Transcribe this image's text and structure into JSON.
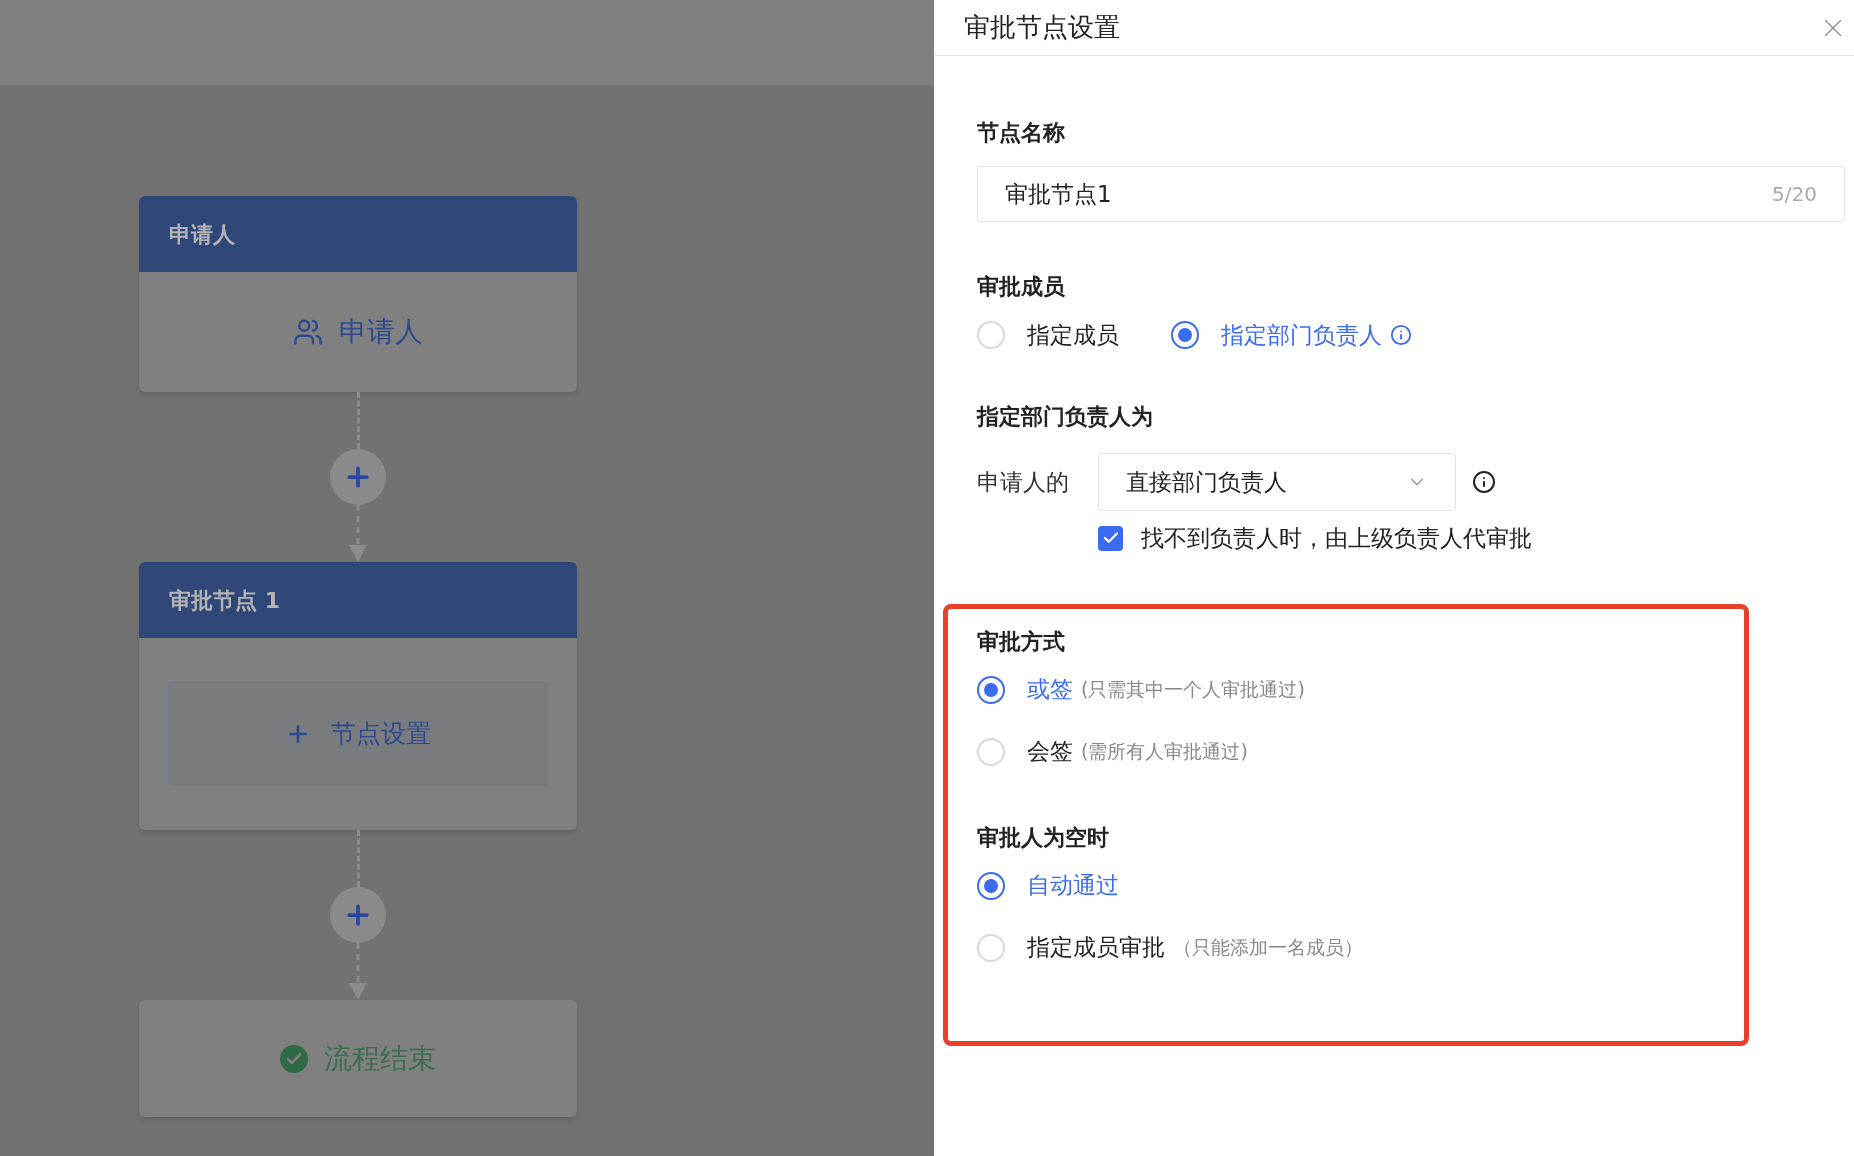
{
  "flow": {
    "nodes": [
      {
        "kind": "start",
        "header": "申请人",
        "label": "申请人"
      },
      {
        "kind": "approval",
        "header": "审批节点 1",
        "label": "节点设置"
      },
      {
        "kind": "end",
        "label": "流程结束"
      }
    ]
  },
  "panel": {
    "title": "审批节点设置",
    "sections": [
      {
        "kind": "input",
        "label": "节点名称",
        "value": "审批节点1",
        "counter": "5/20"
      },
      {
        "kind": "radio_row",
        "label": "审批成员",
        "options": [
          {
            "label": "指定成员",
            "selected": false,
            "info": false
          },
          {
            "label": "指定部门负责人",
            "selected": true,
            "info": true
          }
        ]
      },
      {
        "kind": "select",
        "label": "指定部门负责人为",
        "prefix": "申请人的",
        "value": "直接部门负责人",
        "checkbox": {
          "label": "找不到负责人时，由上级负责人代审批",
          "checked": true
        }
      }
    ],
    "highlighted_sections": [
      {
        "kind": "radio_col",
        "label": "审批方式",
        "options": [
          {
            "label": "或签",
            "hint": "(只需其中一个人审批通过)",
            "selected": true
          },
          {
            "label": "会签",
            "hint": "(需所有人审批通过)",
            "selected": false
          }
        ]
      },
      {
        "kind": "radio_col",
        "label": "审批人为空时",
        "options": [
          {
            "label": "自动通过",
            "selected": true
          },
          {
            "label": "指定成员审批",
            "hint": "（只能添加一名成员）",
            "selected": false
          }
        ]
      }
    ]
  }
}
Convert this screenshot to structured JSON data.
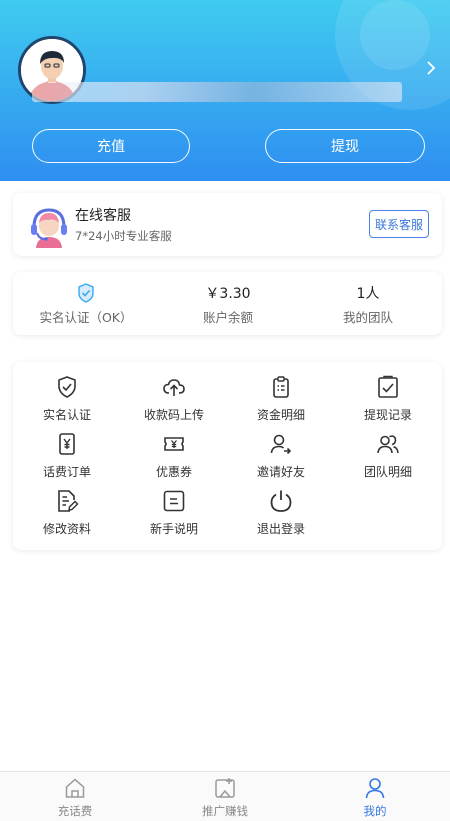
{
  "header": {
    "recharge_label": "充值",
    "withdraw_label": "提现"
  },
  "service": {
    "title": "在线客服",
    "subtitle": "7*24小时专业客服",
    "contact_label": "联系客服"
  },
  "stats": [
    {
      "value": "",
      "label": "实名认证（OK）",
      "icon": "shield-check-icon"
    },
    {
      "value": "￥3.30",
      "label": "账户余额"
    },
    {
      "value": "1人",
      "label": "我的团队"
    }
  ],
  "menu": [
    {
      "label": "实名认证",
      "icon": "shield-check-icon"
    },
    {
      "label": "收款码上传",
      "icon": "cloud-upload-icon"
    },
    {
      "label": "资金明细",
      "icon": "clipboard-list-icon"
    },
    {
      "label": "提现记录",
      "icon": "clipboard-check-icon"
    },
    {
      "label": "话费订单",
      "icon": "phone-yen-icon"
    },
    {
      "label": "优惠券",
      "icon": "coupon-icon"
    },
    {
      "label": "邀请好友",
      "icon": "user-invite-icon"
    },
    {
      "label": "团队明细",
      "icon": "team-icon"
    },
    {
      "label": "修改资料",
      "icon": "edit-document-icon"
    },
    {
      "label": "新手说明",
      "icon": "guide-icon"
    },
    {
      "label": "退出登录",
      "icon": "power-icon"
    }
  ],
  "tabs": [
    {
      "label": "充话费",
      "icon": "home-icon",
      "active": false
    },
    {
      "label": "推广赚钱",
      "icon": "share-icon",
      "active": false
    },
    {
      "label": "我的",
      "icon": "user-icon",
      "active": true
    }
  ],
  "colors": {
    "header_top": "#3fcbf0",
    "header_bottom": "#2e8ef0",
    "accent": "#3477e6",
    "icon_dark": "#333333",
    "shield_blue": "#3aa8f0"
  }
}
* * * * * * *
EXERCISE DETAILS >>
Transcribe the records word for word and include no pictures.

COMPLETED EXERCISE >>
Transcribe this image's text and structure into JSON.
{
  "flow": {
    "nodes": [
      {
        "kind": "start",
        "header": "申请人",
        "label": "申请人"
      },
      {
        "kind": "approval",
        "header": "审批节点 1",
        "label": "节点设置"
      },
      {
        "kind": "end",
        "label": "流程结束"
      }
    ]
  },
  "panel": {
    "title": "审批节点设置",
    "sections": [
      {
        "kind": "input",
        "label": "节点名称",
        "value": "审批节点1",
        "counter": "5/20"
      },
      {
        "kind": "radio_row",
        "label": "审批成员",
        "options": [
          {
            "label": "指定成员",
            "selected": false,
            "info": false
          },
          {
            "label": "指定部门负责人",
            "selected": true,
            "info": true
          }
        ]
      },
      {
        "kind": "select",
        "label": "指定部门负责人为",
        "prefix": "申请人的",
        "value": "直接部门负责人",
        "checkbox": {
          "label": "找不到负责人时，由上级负责人代审批",
          "checked": true
        }
      }
    ],
    "highlighted_sections": [
      {
        "kind": "radio_col",
        "label": "审批方式",
        "options": [
          {
            "label": "或签",
            "hint": "(只需其中一个人审批通过)",
            "selected": true
          },
          {
            "label": "会签",
            "hint": "(需所有人审批通过)",
            "selected": false
          }
        ]
      },
      {
        "kind": "radio_col",
        "label": "审批人为空时",
        "options": [
          {
            "label": "自动通过",
            "selected": true
          },
          {
            "label": "指定成员审批",
            "hint": "（只能添加一名成员）",
            "selected": false
          }
        ]
      }
    ]
  }
}
Convert this screenshot to structured JSON data.
{
  "header": {
    "recharge_label": "充值",
    "withdraw_label": "提现"
  },
  "service": {
    "title": "在线客服",
    "subtitle": "7*24小时专业客服",
    "contact_label": "联系客服"
  },
  "stats": [
    {
      "value": "",
      "label": "实名认证（OK）",
      "icon": "shield-check-icon"
    },
    {
      "value": "￥3.30",
      "label": "账户余额"
    },
    {
      "value": "1人",
      "label": "我的团队"
    }
  ],
  "menu": [
    {
      "label": "实名认证",
      "icon": "shield-check-icon"
    },
    {
      "label": "收款码上传",
      "icon": "cloud-upload-icon"
    },
    {
      "label": "资金明细",
      "icon": "clipboard-list-icon"
    },
    {
      "label": "提现记录",
      "icon": "clipboard-check-icon"
    },
    {
      "label": "话费订单",
      "icon": "phone-yen-icon"
    },
    {
      "label": "优惠券",
      "icon": "coupon-icon"
    },
    {
      "label": "邀请好友",
      "icon": "user-invite-icon"
    },
    {
      "label": "团队明细",
      "icon": "team-icon"
    },
    {
      "label": "修改资料",
      "icon": "edit-document-icon"
    },
    {
      "label": "新手说明",
      "icon": "guide-icon"
    },
    {
      "label": "退出登录",
      "icon": "power-icon"
    }
  ],
  "tabs": [
    {
      "label": "充话费",
      "icon": "home-icon",
      "active": false
    },
    {
      "label": "推广赚钱",
      "icon": "share-icon",
      "active": false
    },
    {
      "label": "我的",
      "icon": "user-icon",
      "active": true
    }
  ],
  "colors": {
    "header_top": "#3fcbf0",
    "header_bottom": "#2e8ef0",
    "accent": "#3477e6",
    "icon_dark": "#333333",
    "shield_blue": "#3aa8f0"
  }
}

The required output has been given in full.